◆ Source data:
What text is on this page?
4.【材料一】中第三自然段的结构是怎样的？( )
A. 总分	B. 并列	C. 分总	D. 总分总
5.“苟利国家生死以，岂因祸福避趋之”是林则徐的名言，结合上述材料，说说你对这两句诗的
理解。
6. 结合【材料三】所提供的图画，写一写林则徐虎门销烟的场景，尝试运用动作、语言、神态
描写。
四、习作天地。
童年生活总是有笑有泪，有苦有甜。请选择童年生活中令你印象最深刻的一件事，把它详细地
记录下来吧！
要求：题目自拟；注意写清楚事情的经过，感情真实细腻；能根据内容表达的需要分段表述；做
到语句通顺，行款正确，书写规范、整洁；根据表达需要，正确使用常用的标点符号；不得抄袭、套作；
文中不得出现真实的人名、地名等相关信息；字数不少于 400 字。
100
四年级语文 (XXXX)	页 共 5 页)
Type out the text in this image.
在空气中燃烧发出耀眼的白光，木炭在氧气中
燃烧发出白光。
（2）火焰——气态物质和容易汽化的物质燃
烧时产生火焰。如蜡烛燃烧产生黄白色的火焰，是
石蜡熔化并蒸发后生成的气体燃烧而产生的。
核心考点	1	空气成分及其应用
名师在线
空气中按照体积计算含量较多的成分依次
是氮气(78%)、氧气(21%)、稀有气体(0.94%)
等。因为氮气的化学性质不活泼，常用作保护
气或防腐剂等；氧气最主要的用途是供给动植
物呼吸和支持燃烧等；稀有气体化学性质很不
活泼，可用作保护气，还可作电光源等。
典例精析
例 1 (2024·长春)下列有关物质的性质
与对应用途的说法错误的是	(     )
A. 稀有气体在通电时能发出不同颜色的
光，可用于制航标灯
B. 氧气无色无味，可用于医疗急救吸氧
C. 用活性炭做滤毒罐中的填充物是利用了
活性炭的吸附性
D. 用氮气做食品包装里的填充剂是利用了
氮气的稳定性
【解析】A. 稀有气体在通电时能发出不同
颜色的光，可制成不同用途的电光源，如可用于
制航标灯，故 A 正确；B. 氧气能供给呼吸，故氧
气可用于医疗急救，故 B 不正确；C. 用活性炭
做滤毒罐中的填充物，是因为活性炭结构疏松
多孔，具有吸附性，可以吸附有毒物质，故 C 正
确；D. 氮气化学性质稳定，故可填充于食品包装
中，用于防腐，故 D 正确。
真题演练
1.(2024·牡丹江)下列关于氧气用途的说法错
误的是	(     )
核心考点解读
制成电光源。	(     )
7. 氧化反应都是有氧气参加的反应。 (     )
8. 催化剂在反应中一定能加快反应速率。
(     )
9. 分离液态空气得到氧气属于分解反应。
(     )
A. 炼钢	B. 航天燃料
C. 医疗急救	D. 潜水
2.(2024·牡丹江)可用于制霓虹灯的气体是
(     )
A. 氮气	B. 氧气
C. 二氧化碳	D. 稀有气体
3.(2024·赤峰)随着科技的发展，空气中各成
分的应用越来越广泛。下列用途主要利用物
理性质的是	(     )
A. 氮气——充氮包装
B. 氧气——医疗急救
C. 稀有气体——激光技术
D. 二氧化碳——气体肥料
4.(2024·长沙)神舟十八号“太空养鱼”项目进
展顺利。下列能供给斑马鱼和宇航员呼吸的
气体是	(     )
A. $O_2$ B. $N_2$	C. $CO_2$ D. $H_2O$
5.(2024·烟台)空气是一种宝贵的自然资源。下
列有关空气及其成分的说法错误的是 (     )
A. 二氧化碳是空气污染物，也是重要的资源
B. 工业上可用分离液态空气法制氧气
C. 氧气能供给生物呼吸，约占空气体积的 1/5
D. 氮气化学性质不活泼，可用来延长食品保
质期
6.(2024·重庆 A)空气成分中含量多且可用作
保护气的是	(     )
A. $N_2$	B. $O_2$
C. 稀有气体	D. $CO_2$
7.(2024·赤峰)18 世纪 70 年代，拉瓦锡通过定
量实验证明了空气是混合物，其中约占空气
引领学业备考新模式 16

◆ Exercise:
Print back all the lines verbatim.

◆ The solution:
What text is on this page?
4.【材料一】中第三自然段的结构是怎样的？( )
A. 总分	B. 并列	C. 分总	D. 总分总
5.“苟利国家生死以，岂因祸福避趋之”是林则徐的名言，结合上述材料，说说你对这两句诗的
理解。
6. 结合【材料三】所提供的图画，写一写林则徐虎门销烟的场景，尝试运用动作、语言、神态
描写。
四、习作天地。
童年生活总是有笑有泪，有苦有甜。请选择童年生活中令你印象最深刻的一件事，把它详细地
记录下来吧！
要求：题目自拟；注意写清楚事情的经过，感情真实细腻；能根据内容表达的需要分段表述；做
到语句通顺，行款正确，书写规范、整洁；根据表达需要，正确使用常用的标点符号；不得抄袭、套作；
文中不得出现真实的人名、地名等相关信息；字数不少于 400 字。
100
四年级语文 (XXXX)	页 共 5 页)
Type out the text in this image.
在空气中燃烧发出耀眼的白光，木炭在氧气中
燃烧发出白光。
（2）火焰——气态物质和容易汽化的物质燃
烧时产生火焰。如蜡烛燃烧产生黄白色的火焰，是
石蜡熔化并蒸发后生成的气体燃烧而产生的。
核心考点	1	空气成分及其应用
名师在线
空气中按照体积计算含量较多的成分依次
是氮气(78%)、氧气(21%)、稀有气体(0.94%)
等。因为氮气的化学性质不活泼，常用作保护
气或防腐剂等；氧气最主要的用途是供给动植
物呼吸和支持燃烧等；稀有气体化学性质很不
活泼，可用作保护气，还可作电光源等。
典例精析
例 1 (2024·长春)下列有关物质的性质
与对应用途的说法错误的是	(     )
A. 稀有气体在通电时能发出不同颜色的
光，可用于制航标灯
B. 氧气无色无味，可用于医疗急救吸氧
C. 用活性炭做滤毒罐中的填充物是利用了
活性炭的吸附性
D. 用氮气做食品包装里的填充剂是利用了
氮气的稳定性
【解析】A. 稀有气体在通电时能发出不同
颜色的光，可制成不同用途的电光源，如可用于
制航标灯，故 A 正确；B. 氧气能供给呼吸，故氧
气可用于医疗急救，故 B 不正确；C. 用活性炭
做滤毒罐中的填充物，是因为活性炭结构疏松
多孔，具有吸附性，可以吸附有毒物质，故 C 正
确；D. 氮气化学性质稳定，故可填充于食品包装
中，用于防腐，故 D 正确。
真题演练
1.(2024·牡丹江)下列关于氧气用途的说法错
误的是	(     )
核心考点解读
制成电光源。	(     )
7. 氧化反应都是有氧气参加的反应。 (     )
8. 催化剂在反应中一定能加快反应速率。
(     )
9. 分离液态空气得到氧气属于分解反应。
(     )
A. 炼钢	B. 航天燃料
C. 医疗急救	D. 潜水
2.(2024·牡丹江)可用于制霓虹灯的气体是
(     )
A. 氮气	B. 氧气
C. 二氧化碳	D. 稀有气体
3.(2024·赤峰)随着科技的发展，空气中各成
分的应用越来越广泛。下列用途主要利用物
理性质的是	(     )
A. 氮气——充氮包装
B. 氧气——医疗急救
C. 稀有气体——激光技术
D. 二氧化碳——气体肥料
4.(2024·长沙)神舟十八号“太空养鱼”项目进
展顺利。下列能供给斑马鱼和宇航员呼吸的
气体是	(     )
A. $O_2$ B. $N_2$	C. $CO_2$ D. $H_2O$
5.(2024·烟台)空气是一种宝贵的自然资源。下
列有关空气及其成分的说法错误的是 (     )
A. 二氧化碳是空气污染物，也是重要的资源
B. 工业上可用分离液态空气法制氧气
C. 氧气能供给生物呼吸，约占空气体积的 1/5
D. 氮气化学性质不活泼，可用来延长食品保
质期
6.(2024·重庆 A)空气成分中含量多且可用作
保护气的是	(     )
A. $N_2$	B. $O_2$
C. 稀有气体	D. $CO_2$
7.(2024·赤峰)18 世纪 70 年代，拉瓦锡通过定
量实验证明了空气是混合物，其中约占空气
引领学业备考新模式 16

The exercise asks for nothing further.